[start of Document passage]

Clovis the Frank, the first king of the Merovingian dynasty, made the city his capital in 508. As the Frankish domination of Gaul began, there was a gradual immigration by the Franks to Paris and the Parisian Francien dialects were born. Fortification of the Île de la Cité failed to avert sacking by Vikings in 845, but Paris's strategic importance—with its bridges preventing ships from passing—was established by successful defence in the Siege of Paris (885–86). In 987, Hugh Capet, Count of Paris (comte de Paris) and Duke of the Franks (duc des Francs), was elected King of the Franks (roi des Francs). Under the rule of the Capetian kings, Paris gradually became the largest and most prosperous city in France.[16]

The Kings of France enjoyed getting away from Paris and hunting in the game-filled forests of the region. They built palatial hunting lodges, most notably Palace of Fontainebleau and the Palace of Versailles. From the time of Louis XIV to the French Revolution, Versailles was the official residence of the Kings and the seat of the French government. Île-de-France became the term used for the territory of Paris and the surrounding province, which was administered directly by the King.

[end of Document passage]

- [Stated goal A]:
In the passage on the history of Paris, who was elected King of the Franks in 987?

[start of Records shown]

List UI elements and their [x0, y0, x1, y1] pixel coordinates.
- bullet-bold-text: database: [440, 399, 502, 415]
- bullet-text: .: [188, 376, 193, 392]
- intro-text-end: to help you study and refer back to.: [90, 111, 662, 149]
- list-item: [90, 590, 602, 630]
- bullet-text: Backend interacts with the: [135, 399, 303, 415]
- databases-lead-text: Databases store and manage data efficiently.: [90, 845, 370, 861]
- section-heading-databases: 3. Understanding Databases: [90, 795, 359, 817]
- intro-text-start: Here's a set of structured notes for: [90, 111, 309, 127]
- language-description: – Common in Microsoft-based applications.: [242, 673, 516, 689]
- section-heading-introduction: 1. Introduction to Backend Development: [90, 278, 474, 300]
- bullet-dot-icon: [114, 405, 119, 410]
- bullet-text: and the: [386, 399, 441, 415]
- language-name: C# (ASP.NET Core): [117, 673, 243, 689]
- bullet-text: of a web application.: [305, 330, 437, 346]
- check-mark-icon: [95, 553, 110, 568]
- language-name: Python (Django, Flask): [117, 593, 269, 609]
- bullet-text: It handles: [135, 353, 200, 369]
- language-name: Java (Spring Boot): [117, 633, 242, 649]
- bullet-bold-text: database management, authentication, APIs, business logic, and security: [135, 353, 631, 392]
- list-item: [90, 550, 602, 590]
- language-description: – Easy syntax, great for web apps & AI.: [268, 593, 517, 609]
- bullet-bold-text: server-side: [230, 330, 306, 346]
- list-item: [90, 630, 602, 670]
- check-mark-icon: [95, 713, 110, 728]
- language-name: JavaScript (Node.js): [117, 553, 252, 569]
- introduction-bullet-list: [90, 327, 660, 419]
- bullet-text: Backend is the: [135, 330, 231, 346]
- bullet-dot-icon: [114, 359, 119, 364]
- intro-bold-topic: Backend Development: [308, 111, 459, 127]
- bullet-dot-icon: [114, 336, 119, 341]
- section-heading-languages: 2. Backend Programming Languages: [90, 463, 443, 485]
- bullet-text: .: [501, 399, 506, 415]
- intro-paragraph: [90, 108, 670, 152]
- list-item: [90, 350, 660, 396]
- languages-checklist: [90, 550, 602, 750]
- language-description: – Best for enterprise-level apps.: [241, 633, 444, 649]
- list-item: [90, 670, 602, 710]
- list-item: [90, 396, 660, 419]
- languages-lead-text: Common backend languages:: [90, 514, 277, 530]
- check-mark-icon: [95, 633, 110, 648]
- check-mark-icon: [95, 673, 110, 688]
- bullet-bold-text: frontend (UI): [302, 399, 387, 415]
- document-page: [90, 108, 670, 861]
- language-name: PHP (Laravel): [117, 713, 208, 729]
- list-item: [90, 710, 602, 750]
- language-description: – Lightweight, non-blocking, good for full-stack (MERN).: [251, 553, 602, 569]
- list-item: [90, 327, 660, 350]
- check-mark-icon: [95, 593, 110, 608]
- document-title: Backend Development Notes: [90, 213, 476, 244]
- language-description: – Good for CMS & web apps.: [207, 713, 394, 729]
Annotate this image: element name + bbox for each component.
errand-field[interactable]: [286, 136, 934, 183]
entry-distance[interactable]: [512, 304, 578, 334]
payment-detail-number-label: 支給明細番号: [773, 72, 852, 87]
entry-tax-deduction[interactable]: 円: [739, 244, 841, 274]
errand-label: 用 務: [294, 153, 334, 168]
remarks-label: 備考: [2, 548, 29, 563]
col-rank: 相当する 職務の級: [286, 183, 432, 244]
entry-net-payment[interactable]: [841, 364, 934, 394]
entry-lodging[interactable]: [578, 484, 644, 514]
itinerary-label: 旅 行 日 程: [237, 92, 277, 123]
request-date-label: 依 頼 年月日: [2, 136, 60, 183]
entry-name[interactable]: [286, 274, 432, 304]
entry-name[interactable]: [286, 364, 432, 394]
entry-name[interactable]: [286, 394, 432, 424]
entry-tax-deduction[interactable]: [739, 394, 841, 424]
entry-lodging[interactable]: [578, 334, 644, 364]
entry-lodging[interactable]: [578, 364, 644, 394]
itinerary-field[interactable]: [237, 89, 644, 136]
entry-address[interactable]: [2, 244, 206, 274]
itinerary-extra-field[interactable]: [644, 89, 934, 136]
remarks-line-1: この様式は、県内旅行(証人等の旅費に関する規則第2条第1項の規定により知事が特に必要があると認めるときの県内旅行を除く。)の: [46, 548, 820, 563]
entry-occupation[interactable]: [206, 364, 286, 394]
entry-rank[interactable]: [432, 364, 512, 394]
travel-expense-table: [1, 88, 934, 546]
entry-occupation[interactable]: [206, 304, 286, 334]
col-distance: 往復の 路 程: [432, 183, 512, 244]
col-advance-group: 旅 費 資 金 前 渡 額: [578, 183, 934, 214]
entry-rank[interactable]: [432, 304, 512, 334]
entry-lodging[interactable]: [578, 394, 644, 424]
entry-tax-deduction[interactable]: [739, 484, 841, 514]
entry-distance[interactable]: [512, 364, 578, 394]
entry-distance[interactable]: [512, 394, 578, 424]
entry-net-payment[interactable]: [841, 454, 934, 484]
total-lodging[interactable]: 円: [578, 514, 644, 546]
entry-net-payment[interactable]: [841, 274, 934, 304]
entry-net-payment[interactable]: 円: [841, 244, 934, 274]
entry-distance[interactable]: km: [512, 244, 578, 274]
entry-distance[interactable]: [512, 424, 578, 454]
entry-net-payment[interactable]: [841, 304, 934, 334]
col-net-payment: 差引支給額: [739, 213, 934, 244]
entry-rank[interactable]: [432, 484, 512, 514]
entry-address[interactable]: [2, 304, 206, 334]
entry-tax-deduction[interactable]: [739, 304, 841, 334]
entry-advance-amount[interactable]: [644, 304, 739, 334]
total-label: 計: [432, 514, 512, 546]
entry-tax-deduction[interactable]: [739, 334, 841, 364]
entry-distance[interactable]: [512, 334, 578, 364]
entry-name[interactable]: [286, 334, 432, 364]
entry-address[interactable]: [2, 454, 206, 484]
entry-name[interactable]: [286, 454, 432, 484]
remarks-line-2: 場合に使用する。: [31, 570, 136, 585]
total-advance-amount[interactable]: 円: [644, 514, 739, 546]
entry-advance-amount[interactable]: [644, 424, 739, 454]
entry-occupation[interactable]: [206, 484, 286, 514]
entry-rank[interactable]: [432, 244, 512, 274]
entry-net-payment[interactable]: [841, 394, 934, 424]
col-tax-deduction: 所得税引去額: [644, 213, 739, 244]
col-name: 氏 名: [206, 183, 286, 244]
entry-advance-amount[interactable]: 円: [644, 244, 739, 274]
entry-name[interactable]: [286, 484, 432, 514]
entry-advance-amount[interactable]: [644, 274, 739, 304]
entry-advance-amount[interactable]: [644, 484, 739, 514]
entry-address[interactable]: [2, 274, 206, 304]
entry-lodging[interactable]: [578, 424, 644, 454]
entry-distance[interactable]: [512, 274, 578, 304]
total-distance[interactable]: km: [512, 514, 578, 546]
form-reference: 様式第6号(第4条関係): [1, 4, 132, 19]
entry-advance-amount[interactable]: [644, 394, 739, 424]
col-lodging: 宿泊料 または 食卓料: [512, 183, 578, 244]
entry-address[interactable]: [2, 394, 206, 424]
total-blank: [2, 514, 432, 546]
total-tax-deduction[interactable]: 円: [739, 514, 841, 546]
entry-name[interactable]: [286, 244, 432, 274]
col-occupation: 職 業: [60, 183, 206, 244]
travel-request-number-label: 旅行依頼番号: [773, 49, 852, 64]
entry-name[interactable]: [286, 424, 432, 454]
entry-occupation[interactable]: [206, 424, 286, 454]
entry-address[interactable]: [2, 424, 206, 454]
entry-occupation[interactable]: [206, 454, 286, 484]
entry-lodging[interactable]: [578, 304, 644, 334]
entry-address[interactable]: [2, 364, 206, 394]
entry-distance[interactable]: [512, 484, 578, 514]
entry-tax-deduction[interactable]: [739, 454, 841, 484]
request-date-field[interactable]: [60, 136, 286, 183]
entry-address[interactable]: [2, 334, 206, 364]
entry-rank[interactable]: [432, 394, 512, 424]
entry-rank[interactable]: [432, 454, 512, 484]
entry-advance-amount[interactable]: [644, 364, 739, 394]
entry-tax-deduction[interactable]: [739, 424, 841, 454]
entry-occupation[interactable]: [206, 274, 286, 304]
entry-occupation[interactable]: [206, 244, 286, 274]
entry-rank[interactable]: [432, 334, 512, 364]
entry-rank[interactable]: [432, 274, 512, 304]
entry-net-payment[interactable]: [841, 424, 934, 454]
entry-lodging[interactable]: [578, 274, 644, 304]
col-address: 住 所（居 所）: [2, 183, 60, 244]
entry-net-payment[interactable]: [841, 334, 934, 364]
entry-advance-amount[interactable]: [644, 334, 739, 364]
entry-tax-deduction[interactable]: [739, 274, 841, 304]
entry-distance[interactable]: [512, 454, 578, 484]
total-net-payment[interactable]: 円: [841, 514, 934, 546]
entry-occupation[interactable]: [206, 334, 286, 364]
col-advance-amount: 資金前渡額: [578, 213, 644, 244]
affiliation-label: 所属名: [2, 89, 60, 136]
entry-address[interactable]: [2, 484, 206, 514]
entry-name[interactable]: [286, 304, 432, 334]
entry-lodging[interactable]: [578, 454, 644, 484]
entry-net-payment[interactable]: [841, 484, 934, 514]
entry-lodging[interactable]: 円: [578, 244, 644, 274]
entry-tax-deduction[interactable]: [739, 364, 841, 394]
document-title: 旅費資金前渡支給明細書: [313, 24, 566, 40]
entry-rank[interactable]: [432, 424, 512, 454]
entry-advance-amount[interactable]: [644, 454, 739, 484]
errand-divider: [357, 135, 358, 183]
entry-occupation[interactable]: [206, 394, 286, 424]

[end of Records shown]

- [Stated goal B]:
Please copy the records verbatim, from their start through the line that contains "- bullet-text: and the: [386, 399, 441, 415]", with both ends included.

- [Answer A]:
Hugh Capet, Count of Paris and Duke of the Franks, was elected King of the Franks in 987.

- [Answer B]:
List UI elements and their [x0, y0, x1, y1] pixel coordinates.
- bullet-bold-text: database: [440, 399, 502, 415]
- bullet-text: .: [188, 376, 193, 392]
- intro-text-end: to help you study and refer back to.: [90, 111, 662, 149]
- list-item: [90, 590, 602, 630]
- bullet-text: Backend interacts with the: [135, 399, 303, 415]
- databases-lead-text: Databases store and manage data efficiently.: [90, 845, 370, 861]
- section-heading-databases: 3. Understanding Databases: [90, 795, 359, 817]
- intro-text-start: Here's a set of structured notes for: [90, 111, 309, 127]
- language-description: – Common in Microsoft-based applications.: [242, 673, 516, 689]
- section-heading-introduction: 1. Introduction to Backend Development: [90, 278, 474, 300]
- bullet-dot-icon: [114, 405, 119, 410]
- bullet-text: and the: [386, 399, 441, 415]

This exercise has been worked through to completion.